** Begin Data to process **

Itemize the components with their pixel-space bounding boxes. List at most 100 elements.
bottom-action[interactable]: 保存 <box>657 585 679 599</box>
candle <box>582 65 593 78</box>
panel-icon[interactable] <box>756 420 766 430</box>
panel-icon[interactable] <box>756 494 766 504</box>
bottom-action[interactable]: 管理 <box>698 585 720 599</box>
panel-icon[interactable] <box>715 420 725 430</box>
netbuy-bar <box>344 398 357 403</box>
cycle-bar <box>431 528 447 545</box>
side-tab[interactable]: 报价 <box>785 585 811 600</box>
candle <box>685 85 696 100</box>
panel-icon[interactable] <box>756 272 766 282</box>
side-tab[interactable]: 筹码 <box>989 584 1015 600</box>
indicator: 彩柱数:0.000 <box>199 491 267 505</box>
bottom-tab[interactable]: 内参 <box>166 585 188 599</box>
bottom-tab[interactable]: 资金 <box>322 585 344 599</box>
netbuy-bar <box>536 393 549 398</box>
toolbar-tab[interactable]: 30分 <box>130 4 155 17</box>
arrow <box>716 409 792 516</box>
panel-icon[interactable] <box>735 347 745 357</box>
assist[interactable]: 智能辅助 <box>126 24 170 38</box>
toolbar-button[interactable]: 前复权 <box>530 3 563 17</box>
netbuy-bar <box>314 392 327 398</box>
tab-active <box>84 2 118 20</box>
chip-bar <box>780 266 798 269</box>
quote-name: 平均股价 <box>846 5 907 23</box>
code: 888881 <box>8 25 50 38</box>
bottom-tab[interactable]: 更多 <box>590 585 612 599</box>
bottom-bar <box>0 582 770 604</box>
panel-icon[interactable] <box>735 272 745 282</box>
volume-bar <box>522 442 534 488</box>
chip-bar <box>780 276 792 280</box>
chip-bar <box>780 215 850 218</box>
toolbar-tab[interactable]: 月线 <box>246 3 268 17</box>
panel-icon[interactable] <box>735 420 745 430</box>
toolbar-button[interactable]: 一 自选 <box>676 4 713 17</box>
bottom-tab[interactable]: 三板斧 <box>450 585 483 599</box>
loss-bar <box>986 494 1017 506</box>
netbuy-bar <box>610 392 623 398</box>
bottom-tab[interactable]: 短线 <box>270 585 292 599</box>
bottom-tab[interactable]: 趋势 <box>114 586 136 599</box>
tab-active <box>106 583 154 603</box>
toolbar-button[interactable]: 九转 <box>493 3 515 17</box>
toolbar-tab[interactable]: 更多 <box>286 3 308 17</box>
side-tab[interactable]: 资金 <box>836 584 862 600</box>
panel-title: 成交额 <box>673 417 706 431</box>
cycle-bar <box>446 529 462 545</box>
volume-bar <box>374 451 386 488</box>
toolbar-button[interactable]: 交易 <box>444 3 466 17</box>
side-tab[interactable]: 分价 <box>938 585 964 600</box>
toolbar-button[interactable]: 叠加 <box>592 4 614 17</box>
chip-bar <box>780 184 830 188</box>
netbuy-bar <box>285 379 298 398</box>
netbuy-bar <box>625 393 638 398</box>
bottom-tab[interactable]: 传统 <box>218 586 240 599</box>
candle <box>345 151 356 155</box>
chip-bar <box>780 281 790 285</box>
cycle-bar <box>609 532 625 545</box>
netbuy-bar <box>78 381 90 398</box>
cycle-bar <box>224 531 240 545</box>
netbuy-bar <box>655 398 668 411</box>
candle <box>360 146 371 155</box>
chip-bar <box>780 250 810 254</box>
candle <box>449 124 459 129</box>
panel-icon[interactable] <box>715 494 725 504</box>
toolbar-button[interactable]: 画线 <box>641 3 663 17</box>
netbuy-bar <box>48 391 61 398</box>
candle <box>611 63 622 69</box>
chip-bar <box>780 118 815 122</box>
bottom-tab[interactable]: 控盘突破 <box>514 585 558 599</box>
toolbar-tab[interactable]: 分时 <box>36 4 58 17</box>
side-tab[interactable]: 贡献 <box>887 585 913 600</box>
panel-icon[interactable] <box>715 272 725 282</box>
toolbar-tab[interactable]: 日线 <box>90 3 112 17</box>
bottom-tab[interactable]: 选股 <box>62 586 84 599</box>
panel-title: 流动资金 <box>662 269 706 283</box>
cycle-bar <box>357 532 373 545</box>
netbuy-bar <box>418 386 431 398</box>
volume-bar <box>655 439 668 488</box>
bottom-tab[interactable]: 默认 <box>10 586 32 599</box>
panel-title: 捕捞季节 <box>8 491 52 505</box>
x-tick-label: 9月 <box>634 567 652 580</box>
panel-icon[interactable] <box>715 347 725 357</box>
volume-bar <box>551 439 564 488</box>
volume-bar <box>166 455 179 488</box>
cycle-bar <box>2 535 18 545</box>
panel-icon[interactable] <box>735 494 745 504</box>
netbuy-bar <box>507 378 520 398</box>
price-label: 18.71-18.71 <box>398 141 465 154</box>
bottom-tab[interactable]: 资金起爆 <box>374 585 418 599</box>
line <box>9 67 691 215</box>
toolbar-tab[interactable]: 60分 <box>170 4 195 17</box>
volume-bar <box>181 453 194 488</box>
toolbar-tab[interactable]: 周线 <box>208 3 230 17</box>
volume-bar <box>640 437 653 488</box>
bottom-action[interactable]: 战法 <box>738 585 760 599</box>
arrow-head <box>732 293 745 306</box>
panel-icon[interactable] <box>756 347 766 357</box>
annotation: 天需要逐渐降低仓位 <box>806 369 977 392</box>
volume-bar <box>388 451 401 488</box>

** End Data to process **
** Begin Data to process **

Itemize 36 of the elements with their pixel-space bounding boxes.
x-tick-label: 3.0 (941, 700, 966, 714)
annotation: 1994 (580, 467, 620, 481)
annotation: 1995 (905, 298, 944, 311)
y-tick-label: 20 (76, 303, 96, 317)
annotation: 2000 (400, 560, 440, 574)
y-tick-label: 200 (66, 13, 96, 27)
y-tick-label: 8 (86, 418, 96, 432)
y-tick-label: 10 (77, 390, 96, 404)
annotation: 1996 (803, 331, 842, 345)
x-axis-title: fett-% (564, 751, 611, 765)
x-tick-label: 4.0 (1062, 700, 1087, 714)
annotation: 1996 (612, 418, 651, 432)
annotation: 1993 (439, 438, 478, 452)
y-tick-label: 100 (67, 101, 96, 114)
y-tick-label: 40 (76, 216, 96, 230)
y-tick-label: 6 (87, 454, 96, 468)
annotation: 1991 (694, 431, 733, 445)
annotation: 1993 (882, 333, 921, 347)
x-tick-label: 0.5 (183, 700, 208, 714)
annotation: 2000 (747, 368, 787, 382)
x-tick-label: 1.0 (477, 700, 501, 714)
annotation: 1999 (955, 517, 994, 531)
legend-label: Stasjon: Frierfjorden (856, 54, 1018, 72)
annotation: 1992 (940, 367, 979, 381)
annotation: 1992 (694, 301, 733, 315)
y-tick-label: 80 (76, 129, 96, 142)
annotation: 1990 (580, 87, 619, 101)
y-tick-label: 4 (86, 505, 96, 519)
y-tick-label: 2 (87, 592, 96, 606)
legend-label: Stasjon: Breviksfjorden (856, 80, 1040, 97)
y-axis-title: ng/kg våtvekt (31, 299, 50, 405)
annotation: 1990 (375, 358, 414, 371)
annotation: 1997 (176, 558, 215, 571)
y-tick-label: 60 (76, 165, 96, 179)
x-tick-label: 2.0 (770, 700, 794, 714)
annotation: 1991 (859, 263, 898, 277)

** End Data to process **

Format the entries from the line with "Itemize the components" to the line with "bottom-bar <box>0 582 770 604</box>", both included, as a numbered list, leaving out any blank lines.

### Expected answer
1. Itemize the components with their pixel-space bounding boxes. List at most 100 elements.
2. bottom-action[interactable]: 保存 <box>657 585 679 599</box>
3. candle <box>582 65 593 78</box>
4. panel-icon[interactable] <box>756 420 766 430</box>
5. panel-icon[interactable] <box>756 494 766 504</box>
6. bottom-action[interactable]: 管理 <box>698 585 720 599</box>
7. panel-icon[interactable] <box>715 420 725 430</box>
8. netbuy-bar <box>344 398 357 403</box>
9. cycle-bar <box>431 528 447 545</box>
10. side-tab[interactable]: 报价 <box>785 585 811 600</box>
11. candle <box>685 85 696 100</box>
12. panel-icon[interactable] <box>756 272 766 282</box>
13. side-tab[interactable]: 筹码 <box>989 584 1015 600</box>
14. indicator: 彩柱数:0.000 <box>199 491 267 505</box>
15. bottom-tab[interactable]: 内参 <box>166 585 188 599</box>
16. bottom-tab[interactable]: 资金 <box>322 585 344 599</box>
17. netbuy-bar <box>536 393 549 398</box>
18. toolbar-tab[interactable]: 30分 <box>130 4 155 17</box>
19. arrow <box>716 409 792 516</box>
20. panel-icon[interactable] <box>735 347 745 357</box>
21. assist[interactable]: 智能辅助 <box>126 24 170 38</box>
22. toolbar-button[interactable]: 前复权 <box>530 3 563 17</box>
23. netbuy-bar <box>314 392 327 398</box>
24. tab-active <box>84 2 118 20</box>
25. chip-bar <box>780 266 798 269</box>
26. quote-name: 平均股价 <box>846 5 907 23</box>
27. code: 888881 <box>8 25 50 38</box>
28. bottom-tab[interactable]: 更多 <box>590 585 612 599</box>
29. bottom-bar <box>0 582 770 604</box>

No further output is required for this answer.